PROBLEM STATEMENT: Check every line of the entries below for the word "name", and copy the ones that have it.

══ AVAILABLE DATA

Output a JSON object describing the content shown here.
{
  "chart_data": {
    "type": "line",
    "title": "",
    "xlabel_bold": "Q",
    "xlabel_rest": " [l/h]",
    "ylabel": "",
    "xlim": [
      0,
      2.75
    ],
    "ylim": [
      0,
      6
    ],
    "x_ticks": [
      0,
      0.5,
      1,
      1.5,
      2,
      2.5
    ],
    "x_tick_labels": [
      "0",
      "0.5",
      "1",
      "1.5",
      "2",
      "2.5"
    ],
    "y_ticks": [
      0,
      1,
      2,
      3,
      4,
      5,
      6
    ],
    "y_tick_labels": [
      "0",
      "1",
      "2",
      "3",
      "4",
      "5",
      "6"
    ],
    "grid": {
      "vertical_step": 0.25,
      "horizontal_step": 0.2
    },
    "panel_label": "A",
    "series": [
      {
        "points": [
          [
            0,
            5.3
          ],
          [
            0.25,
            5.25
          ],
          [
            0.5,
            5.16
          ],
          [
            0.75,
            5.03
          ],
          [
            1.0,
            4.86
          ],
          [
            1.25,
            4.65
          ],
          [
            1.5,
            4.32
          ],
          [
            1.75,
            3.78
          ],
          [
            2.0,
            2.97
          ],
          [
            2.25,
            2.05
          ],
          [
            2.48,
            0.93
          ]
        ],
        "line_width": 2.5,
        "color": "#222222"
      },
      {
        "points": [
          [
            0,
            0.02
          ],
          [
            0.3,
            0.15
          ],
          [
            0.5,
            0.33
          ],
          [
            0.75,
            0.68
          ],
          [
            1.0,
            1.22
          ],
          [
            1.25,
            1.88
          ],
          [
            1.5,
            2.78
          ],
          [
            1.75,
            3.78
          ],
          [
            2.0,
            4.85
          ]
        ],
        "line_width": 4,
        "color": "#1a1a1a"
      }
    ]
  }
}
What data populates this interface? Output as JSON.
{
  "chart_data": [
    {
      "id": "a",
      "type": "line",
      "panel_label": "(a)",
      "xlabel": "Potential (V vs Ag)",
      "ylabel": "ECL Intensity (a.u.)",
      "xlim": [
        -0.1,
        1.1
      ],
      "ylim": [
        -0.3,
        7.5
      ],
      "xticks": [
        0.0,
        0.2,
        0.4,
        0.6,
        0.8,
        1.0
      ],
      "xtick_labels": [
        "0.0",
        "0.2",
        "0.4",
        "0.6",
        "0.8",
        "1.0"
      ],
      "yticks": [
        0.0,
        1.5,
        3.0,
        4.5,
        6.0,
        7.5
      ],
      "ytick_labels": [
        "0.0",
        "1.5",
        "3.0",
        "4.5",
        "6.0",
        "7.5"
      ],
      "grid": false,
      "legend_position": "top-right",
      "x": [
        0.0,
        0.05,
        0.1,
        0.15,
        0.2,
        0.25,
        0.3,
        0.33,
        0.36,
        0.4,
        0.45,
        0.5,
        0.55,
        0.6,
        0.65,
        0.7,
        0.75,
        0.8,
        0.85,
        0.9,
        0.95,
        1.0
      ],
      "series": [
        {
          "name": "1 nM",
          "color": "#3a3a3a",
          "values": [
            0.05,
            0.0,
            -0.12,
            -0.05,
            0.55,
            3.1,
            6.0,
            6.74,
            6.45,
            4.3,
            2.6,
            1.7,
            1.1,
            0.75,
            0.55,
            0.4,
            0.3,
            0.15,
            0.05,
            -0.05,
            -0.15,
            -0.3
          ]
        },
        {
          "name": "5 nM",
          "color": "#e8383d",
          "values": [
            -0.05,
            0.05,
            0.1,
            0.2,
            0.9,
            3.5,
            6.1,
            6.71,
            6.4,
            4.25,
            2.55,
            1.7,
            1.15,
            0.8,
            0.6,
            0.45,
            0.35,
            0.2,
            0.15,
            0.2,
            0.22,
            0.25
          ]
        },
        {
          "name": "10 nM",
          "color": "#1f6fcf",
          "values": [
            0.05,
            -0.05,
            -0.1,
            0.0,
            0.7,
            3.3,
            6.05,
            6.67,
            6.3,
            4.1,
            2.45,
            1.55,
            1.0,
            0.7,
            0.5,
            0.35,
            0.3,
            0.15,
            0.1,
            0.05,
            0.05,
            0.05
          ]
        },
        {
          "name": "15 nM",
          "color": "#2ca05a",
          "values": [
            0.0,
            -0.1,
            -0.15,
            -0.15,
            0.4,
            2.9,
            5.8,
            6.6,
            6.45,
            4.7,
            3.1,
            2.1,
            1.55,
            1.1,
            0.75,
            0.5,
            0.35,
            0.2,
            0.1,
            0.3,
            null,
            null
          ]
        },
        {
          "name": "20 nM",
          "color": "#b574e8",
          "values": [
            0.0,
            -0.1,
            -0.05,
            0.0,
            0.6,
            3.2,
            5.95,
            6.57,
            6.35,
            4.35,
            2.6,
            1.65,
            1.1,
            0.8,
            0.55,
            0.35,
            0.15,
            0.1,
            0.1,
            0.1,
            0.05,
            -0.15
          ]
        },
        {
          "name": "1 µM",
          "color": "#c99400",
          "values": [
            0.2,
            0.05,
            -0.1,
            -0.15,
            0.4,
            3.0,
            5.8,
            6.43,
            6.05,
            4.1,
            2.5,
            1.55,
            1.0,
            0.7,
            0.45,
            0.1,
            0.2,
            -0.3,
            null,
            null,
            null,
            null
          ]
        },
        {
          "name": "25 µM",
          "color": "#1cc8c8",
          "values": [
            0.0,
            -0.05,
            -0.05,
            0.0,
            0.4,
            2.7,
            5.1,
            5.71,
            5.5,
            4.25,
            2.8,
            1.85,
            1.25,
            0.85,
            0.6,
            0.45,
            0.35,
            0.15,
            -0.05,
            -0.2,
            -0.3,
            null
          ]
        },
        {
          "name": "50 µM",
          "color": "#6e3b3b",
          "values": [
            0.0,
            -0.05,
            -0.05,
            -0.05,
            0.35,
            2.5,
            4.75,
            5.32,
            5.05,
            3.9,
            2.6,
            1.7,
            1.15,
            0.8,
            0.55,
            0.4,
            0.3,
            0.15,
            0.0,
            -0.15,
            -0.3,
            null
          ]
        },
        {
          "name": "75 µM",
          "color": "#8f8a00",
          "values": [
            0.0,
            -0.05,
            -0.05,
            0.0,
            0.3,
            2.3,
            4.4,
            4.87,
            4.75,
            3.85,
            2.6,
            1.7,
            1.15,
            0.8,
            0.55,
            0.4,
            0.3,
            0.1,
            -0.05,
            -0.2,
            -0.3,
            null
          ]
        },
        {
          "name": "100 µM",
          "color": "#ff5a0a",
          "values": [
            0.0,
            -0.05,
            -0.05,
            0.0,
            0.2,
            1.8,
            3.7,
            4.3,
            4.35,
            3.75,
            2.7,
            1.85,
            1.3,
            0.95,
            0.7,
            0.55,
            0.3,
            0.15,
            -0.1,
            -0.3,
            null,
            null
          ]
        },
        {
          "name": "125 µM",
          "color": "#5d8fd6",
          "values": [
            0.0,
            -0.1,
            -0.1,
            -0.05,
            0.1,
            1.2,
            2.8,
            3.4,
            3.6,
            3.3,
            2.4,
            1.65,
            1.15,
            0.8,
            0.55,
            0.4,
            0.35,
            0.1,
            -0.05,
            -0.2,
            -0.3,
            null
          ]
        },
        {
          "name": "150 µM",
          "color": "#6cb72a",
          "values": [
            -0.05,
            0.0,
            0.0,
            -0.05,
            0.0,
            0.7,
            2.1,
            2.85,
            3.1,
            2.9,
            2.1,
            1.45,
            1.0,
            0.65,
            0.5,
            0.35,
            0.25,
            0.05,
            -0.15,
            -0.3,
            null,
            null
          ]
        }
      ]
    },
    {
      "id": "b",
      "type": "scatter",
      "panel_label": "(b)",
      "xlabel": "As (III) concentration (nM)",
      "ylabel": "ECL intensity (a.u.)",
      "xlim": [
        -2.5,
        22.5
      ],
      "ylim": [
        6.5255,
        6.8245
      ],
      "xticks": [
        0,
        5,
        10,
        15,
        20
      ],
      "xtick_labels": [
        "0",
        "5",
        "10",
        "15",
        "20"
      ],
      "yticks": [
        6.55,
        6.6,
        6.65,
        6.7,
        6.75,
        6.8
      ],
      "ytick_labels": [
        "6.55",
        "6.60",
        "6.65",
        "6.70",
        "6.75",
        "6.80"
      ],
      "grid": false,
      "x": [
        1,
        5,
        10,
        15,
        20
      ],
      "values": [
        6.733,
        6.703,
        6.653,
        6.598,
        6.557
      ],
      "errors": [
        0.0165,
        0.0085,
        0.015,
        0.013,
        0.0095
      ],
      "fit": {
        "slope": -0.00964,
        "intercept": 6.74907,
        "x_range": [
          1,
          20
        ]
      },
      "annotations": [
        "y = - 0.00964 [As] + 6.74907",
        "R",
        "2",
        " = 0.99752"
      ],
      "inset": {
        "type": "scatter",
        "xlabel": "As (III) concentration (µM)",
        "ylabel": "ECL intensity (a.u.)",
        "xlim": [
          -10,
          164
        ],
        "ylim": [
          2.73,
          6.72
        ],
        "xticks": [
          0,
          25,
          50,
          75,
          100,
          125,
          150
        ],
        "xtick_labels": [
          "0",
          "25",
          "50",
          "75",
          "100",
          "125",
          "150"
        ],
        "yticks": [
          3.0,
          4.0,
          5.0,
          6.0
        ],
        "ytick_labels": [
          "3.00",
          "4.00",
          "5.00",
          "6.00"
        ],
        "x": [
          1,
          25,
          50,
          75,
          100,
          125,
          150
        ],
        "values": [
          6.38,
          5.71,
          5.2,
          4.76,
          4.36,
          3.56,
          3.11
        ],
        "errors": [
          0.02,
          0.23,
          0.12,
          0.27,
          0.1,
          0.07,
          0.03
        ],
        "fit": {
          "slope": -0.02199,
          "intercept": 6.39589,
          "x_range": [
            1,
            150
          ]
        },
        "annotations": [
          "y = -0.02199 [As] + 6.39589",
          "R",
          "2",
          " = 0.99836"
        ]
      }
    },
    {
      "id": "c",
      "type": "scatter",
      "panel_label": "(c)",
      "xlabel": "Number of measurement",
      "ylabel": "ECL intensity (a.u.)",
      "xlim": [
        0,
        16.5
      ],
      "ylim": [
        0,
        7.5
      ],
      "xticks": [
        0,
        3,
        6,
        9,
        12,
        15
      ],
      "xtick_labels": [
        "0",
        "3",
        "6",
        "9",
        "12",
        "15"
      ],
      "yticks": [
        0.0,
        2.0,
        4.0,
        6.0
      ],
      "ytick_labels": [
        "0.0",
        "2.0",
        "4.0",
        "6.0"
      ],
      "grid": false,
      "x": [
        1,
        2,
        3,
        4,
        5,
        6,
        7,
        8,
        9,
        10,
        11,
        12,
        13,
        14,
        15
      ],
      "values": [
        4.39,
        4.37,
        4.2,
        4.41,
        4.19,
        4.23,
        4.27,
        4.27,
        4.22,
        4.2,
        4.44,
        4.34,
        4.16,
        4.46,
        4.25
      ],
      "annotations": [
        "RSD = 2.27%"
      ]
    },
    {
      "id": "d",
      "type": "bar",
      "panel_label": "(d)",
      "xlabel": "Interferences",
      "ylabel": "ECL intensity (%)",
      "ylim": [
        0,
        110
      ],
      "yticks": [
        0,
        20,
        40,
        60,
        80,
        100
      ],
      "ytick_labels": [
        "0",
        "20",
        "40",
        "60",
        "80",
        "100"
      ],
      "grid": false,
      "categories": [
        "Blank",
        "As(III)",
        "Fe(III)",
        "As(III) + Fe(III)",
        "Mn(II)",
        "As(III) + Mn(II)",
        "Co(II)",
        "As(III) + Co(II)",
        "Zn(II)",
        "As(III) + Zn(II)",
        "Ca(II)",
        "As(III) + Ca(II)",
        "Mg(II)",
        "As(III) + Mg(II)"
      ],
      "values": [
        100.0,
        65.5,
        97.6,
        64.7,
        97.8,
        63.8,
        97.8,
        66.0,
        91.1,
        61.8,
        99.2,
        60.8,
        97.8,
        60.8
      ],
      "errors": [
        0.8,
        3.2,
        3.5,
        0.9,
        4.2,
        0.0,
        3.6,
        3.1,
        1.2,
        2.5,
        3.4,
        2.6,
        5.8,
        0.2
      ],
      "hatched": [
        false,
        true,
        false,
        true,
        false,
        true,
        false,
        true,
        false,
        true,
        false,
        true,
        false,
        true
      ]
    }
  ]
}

════

RESULT OF THIS TASK:
          "name": "1 nM",
          "name": "5 nM",
          "name": "10 nM",
          "name": "15 nM",
          "name": "20 nM",
          "name": "1 µM",
          "name": "25 µM",
          "name": "50 µM",
          "name": "75 µM",
          "name": "100 µM",
          "name": "125 µM",
          "name": "150 µM",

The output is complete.